## Set problem
Will you output the entries below exactly, skipping every image they contain?

[BEGIN]

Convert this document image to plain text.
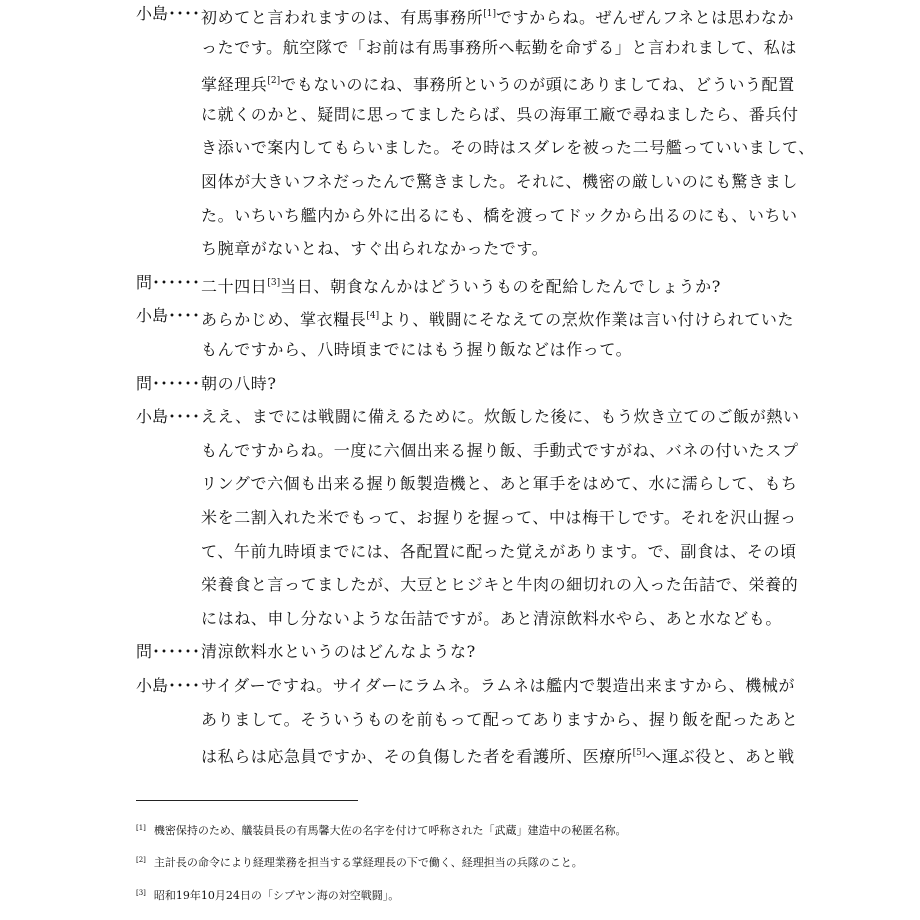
小島････ 初めてと言われますのは、有馬事務所[1]ですからね。ぜんぜんフネとは思わなか
ったです。航空隊で「お前は有馬事務所へ転勤を命ずる」と言われまして、私は
掌経理兵[2]でもないのにね、事務所というのが頭にありましてね、どういう配置
に就くのかと、疑問に思ってましたらば、呉の海軍工廠で尋ねましたら、番兵付
き添いで案内してもらいました。その時はスダレを被った二号艦っていいまして、
図体が大きいフネだったんで驚きました。それに、機密の厳しいのにも驚きまし
た。いちいち艦内から外に出るにも、橋を渡ってドックから出るのにも、いちい
ち腕章がないとね、すぐ出られなかったです。
問･･････ 二十四日[3]当日、朝食なんかはどういうものを配給したんでしょうか?
小島････ あらかじめ、掌衣糧長[4]より、戦闘にそなえての烹炊作業は言い付けられていた
もんですから、八時頃までにはもう握り飯などは作って。
問･･････ 朝の八時?
小島････ ええ、までには戦闘に備えるために。炊飯した後に、もう炊き立てのご飯が熱い
もんですからね。一度に六個出来る握り飯、手動式ですがね、バネの付いたスプ
リングで六個も出来る握り飯製造機と、あと軍手をはめて、水に濡らして、もち
米を二割入れた米でもって、お握りを握って、中は梅干しです。それを沢山握っ
て、午前九時頃までには、各配置に配った覚えがあります。で、副食は、その頃
栄養食と言ってましたが、大豆とヒジキと牛肉の細切れの入った缶詰で、栄養的
にはね、申し分ないような缶詰ですが。あと清涼飲料水やら、あと水なども。
問･･････ 清涼飲料水というのはどんなような?
小島････ サイダーですね。サイダーにラムネ。ラムネは艦内で製造出来ますから、機械が
ありまして。そういうものを前もって配ってありますから、握り飯を配ったあと
は私らは応急員ですか、その負傷した者を看護所、医療所[5]へ運ぶ役と、あと戦
[1] 機密保持のため、艤装員長の有馬馨大佐の名字を付けて呼称された「武蔵」建造中の秘匿名称。
[2] 主計長の命令により経理業務を担当する掌経理長の下で働く、経理担当の兵隊のこと。
[3] 昭和19年10月24日の「シブヤン海の対空戦闘」。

[END]

## Solution to this problem
Convert this document image to plain text.
小島････ 初めてと言われますのは、有馬事務所[1]ですからね。ぜんぜんフネとは思わなか
ったです。航空隊で「お前は有馬事務所へ転勤を命ずる」と言われまして、私は
掌経理兵[2]でもないのにね、事務所というのが頭にありましてね、どういう配置
に就くのかと、疑問に思ってましたらば、呉の海軍工廠で尋ねましたら、番兵付
き添いで案内してもらいました。その時はスダレを被った二号艦っていいまして、
図体が大きいフネだったんで驚きました。それに、機密の厳しいのにも驚きまし
た。いちいち艦内から外に出るにも、橋を渡ってドックから出るのにも、いちい
ち腕章がないとね、すぐ出られなかったです。
問･･････ 二十四日[3]当日、朝食なんかはどういうものを配給したんでしょうか?
小島････ あらかじめ、掌衣糧長[4]より、戦闘にそなえての烹炊作業は言い付けられていた
もんですから、八時頃までにはもう握り飯などは作って。
問･･････ 朝の八時?
小島････ ええ、までには戦闘に備えるために。炊飯した後に、もう炊き立てのご飯が熱い
もんですからね。一度に六個出来る握り飯、手動式ですがね、バネの付いたスプ
リングで六個も出来る握り飯製造機と、あと軍手をはめて、水に濡らして、もち
米を二割入れた米でもって、お握りを握って、中は梅干しです。それを沢山握っ
て、午前九時頃までには、各配置に配った覚えがあります。で、副食は、その頃
栄養食と言ってましたが、大豆とヒジキと牛肉の細切れの入った缶詰で、栄養的
にはね、申し分ないような缶詰ですが。あと清涼飲料水やら、あと水なども。
問･･････ 清涼飲料水というのはどんなような?
小島････ サイダーですね。サイダーにラムネ。ラムネは艦内で製造出来ますから、機械が
ありまして。そういうものを前もって配ってありますから、握り飯を配ったあと
は私らは応急員ですか、その負傷した者を看護所、医療所[5]へ運ぶ役と、あと戦
[1] 機密保持のため、艤装員長の有馬馨大佐の名字を付けて呼称された「武蔵」建造中の秘匿名称。
[2] 主計長の命令により経理業務を担当する掌経理長の下で働く、経理担当の兵隊のこと。
[3] 昭和19年10月24日の「シブヤン海の対空戦闘」。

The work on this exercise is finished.